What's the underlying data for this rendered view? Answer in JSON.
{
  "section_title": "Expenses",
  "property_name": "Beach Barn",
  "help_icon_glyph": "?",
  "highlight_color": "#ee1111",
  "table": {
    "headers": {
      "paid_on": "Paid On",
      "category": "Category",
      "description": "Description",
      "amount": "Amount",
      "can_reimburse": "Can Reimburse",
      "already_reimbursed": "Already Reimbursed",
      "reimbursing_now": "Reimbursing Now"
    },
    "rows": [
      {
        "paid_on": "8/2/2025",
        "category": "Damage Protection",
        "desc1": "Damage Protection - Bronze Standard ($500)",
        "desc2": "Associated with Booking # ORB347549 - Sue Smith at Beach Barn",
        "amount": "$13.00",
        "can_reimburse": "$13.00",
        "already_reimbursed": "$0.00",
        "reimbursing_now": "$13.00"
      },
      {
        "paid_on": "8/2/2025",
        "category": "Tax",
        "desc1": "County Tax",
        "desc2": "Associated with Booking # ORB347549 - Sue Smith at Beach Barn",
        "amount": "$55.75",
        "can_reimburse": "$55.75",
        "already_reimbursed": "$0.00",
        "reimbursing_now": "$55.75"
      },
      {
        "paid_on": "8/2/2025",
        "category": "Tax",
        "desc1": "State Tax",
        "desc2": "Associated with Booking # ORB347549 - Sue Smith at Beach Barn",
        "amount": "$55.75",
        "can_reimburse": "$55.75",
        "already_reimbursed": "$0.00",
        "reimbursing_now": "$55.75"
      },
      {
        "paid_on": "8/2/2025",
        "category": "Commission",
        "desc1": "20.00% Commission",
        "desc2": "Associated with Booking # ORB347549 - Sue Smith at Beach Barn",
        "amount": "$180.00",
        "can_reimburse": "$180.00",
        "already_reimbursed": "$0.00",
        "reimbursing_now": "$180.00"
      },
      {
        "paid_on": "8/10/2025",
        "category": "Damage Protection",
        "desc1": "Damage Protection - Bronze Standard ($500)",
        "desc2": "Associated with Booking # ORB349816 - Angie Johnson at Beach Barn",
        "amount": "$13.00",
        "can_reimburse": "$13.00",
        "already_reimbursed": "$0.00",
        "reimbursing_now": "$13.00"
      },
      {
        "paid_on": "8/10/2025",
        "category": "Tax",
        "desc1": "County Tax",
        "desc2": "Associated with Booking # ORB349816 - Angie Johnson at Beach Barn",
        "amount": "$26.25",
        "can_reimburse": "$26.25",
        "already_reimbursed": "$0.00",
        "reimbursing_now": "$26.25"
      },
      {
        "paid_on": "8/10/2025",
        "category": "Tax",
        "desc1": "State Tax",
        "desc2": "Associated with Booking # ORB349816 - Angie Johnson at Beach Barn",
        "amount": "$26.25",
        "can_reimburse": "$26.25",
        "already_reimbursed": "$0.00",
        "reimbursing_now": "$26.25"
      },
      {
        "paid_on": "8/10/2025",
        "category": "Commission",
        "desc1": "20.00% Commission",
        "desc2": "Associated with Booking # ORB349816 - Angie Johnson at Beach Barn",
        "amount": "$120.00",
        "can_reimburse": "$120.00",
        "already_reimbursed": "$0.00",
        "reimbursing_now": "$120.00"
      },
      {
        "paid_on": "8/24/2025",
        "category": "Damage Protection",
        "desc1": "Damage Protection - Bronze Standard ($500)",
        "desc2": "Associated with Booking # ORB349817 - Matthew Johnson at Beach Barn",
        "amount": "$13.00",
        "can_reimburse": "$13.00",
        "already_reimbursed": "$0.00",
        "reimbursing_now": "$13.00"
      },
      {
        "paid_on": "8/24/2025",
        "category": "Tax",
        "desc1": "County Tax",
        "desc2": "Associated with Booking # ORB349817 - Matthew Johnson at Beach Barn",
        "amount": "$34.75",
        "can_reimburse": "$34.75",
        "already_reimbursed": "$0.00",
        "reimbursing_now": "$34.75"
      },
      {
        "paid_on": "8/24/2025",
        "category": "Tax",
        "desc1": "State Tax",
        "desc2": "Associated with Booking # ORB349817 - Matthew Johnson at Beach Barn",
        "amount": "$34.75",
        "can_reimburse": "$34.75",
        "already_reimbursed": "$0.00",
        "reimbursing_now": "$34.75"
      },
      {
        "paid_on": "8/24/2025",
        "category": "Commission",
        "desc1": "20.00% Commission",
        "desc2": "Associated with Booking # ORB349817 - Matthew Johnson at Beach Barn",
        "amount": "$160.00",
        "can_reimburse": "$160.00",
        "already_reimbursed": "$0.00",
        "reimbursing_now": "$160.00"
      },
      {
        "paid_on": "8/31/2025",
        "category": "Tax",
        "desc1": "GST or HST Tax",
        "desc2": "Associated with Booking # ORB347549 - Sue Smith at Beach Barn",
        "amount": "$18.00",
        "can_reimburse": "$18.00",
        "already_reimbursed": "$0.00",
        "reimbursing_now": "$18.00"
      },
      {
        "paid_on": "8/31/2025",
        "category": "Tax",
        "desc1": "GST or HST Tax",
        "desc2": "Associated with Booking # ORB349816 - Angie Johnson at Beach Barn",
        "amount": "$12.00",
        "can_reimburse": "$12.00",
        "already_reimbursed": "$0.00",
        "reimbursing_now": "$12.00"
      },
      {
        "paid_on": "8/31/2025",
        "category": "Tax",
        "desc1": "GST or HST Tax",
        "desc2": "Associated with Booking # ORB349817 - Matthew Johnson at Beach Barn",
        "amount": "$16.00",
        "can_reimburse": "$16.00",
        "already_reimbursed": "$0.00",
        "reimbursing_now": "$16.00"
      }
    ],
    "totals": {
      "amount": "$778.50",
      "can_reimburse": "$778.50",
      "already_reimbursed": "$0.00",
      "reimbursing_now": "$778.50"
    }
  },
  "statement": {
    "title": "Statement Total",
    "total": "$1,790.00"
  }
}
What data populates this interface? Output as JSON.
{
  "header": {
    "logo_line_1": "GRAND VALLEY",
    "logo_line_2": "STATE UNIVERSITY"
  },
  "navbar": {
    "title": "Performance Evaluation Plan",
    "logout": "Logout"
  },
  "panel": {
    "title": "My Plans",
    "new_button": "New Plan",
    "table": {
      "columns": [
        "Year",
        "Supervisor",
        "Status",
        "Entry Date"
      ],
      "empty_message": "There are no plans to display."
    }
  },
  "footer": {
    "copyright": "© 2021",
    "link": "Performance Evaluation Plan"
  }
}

**What you are asked to do:**
Retype all the records, matching them exactly.

**Written reply:**
What's the underlying data for this rendered view? Answer in JSON.
{
  "section_title": "Expenses",
  "property_name": "Beach Barn",
  "help_icon_glyph": "?",
  "highlight_color": "#ee1111",
  "table": {
    "headers": {
      "paid_on": "Paid On",
      "category": "Category",
      "description": "Description",
      "amount": "Amount",
      "can_reimburse": "Can Reimburse",
      "already_reimbursed": "Already Reimbursed",
      "reimbursing_now": "Reimbursing Now"
    },
    "rows": [
      {
        "paid_on": "8/2/2025",
        "category": "Damage Protection",
        "desc1": "Damage Protection - Bronze Standard ($500)",
        "desc2": "Associated with Booking # ORB347549 - Sue Smith at Beach Barn",
        "amount": "$13.00",
        "can_reimburse": "$13.00",
        "already_reimbursed": "$0.00",
        "reimbursing_now": "$13.00"
      },
      {
        "paid_on": "8/2/2025",
        "category": "Tax",
        "desc1": "County Tax",
        "desc2": "Associated with Booking # ORB347549 - Sue Smith at Beach Barn",
        "amount": "$55.75",
        "can_reimburse": "$55.75",
        "already_reimbursed": "$0.00",
        "reimbursing_now": "$55.75"
      },
      {
        "paid_on": "8/2/2025",
        "category": "Tax",
        "desc1": "State Tax",
        "desc2": "Associated with Booking # ORB347549 - Sue Smith at Beach Barn",
        "amount": "$55.75",
        "can_reimburse": "$55.75",
        "already_reimbursed": "$0.00",
        "reimbursing_now": "$55.75"
      },
      {
        "paid_on": "8/2/2025",
        "category": "Commission",
        "desc1": "20.00% Commission",
        "desc2": "Associated with Booking # ORB347549 - Sue Smith at Beach Barn",
        "amount": "$180.00",
        "can_reimburse": "$180.00",
        "already_reimbursed": "$0.00",
        "reimbursing_now": "$180.00"
      },
      {
        "paid_on": "8/10/2025",
        "category": "Damage Protection",
        "desc1": "Damage Protection - Bronze Standard ($500)",
        "desc2": "Associated with Booking # ORB349816 - Angie Johnson at Beach Barn",
        "amount": "$13.00",
        "can_reimburse": "$13.00",
        "already_reimbursed": "$0.00",
        "reimbursing_now": "$13.00"
      },
      {
        "paid_on": "8/10/2025",
        "category": "Tax",
        "desc1": "County Tax",
        "desc2": "Associated with Booking # ORB349816 - Angie Johnson at Beach Barn",
        "amount": "$26.25",
        "can_reimburse": "$26.25",
        "already_reimbursed": "$0.00",
        "reimbursing_now": "$26.25"
      },
      {
        "paid_on": "8/10/2025",
        "category": "Tax",
        "desc1": "State Tax",
        "desc2": "Associated with Booking # ORB349816 - Angie Johnson at Beach Barn",
        "amount": "$26.25",
        "can_reimburse": "$26.25",
        "already_reimbursed": "$0.00",
        "reimbursing_now": "$26.25"
      },
      {
        "paid_on": "8/10/2025",
        "category": "Commission",
        "desc1": "20.00% Commission",
        "desc2": "Associated with Booking # ORB349816 - Angie Johnson at Beach Barn",
        "amount": "$120.00",
        "can_reimburse": "$120.00",
        "already_reimbursed": "$0.00",
        "reimbursing_now": "$120.00"
      },
      {
        "paid_on": "8/24/2025",
        "category": "Damage Protection",
        "desc1": "Damage Protection - Bronze Standard ($500)",
        "desc2": "Associated with Booking # ORB349817 - Matthew Johnson at Beach Barn",
        "amount": "$13.00",
        "can_reimburse": "$13.00",
        "already_reimbursed": "$0.00",
        "reimbursing_now": "$13.00"
      },
      {
        "paid_on": "8/24/2025",
        "category": "Tax",
        "desc1": "County Tax",
        "desc2": "Associated with Booking # ORB349817 - Matthew Johnson at Beach Barn",
        "amount": "$34.75",
        "can_reimburse": "$34.75",
        "already_reimbursed": "$0.00",
        "reimbursing_now": "$34.75"
      },
      {
        "paid_on": "8/24/2025",
        "category": "Tax",
        "desc1": "State Tax",
        "desc2": "Associated with Booking # ORB349817 - Matthew Johnson at Beach Barn",
        "amount": "$34.75",
        "can_reimburse": "$34.75",
        "already_reimbursed": "$0.00",
        "reimbursing_now": "$34.75"
      },
      {
        "paid_on": "8/24/2025",
        "category": "Commission",
        "desc1": "20.00% Commission",
        "desc2": "Associated with Booking # ORB349817 - Matthew Johnson at Beach Barn",
        "amount": "$160.00",
        "can_reimburse": "$160.00",
        "already_reimbursed": "$0.00",
        "reimbursing_now": "$160.00"
      },
      {
        "paid_on": "8/31/2025",
        "category": "Tax",
        "desc1": "GST or HST Tax",
        "desc2": "Associated with Booking # ORB347549 - Sue Smith at Beach Barn",
        "amount": "$18.00",
        "can_reimburse": "$18.00",
        "already_reimbursed": "$0.00",
        "reimbursing_now": "$18.00"
      },
      {
        "paid_on": "8/31/2025",
        "category": "Tax",
        "desc1": "GST or HST Tax",
        "desc2": "Associated with Booking # ORB349816 - Angie Johnson at Beach Barn",
        "amount": "$12.00",
        "can_reimburse": "$12.00",
        "already_reimbursed": "$0.00",
        "reimbursing_now": "$12.00"
      },
      {
        "paid_on": "8/31/2025",
        "category": "Tax",
        "desc1": "GST or HST Tax",
        "desc2": "Associated with Booking # ORB349817 - Matthew Johnson at Beach Barn",
        "amount": "$16.00",
        "can_reimburse": "$16.00",
        "already_reimbursed": "$0.00",
        "reimbursing_now": "$16.00"
      }
    ],
    "totals": {
      "amount": "$778.50",
      "can_reimburse": "$778.50",
      "already_reimbursed": "$0.00",
      "reimbursing_now": "$778.50"
    }
  },
  "statement": {
    "title": "Statement Total",
    "total": "$1,790.00"
  }
}
What data populates this interface? Output as JSON.
{
  "header": {
    "logo_line_1": "GRAND VALLEY",
    "logo_line_2": "STATE UNIVERSITY"
  },
  "navbar": {
    "title": "Performance Evaluation Plan",
    "logout": "Logout"
  },
  "panel": {
    "title": "My Plans",
    "new_button": "New Plan",
    "table": {
      "columns": [
        "Year",
        "Supervisor",
        "Status",
        "Entry Date"
      ],
      "empty_message": "There are no plans to display."
    }
  },
  "footer": {
    "copyright": "© 2021",
    "link": "Performance Evaluation Plan"
  }
}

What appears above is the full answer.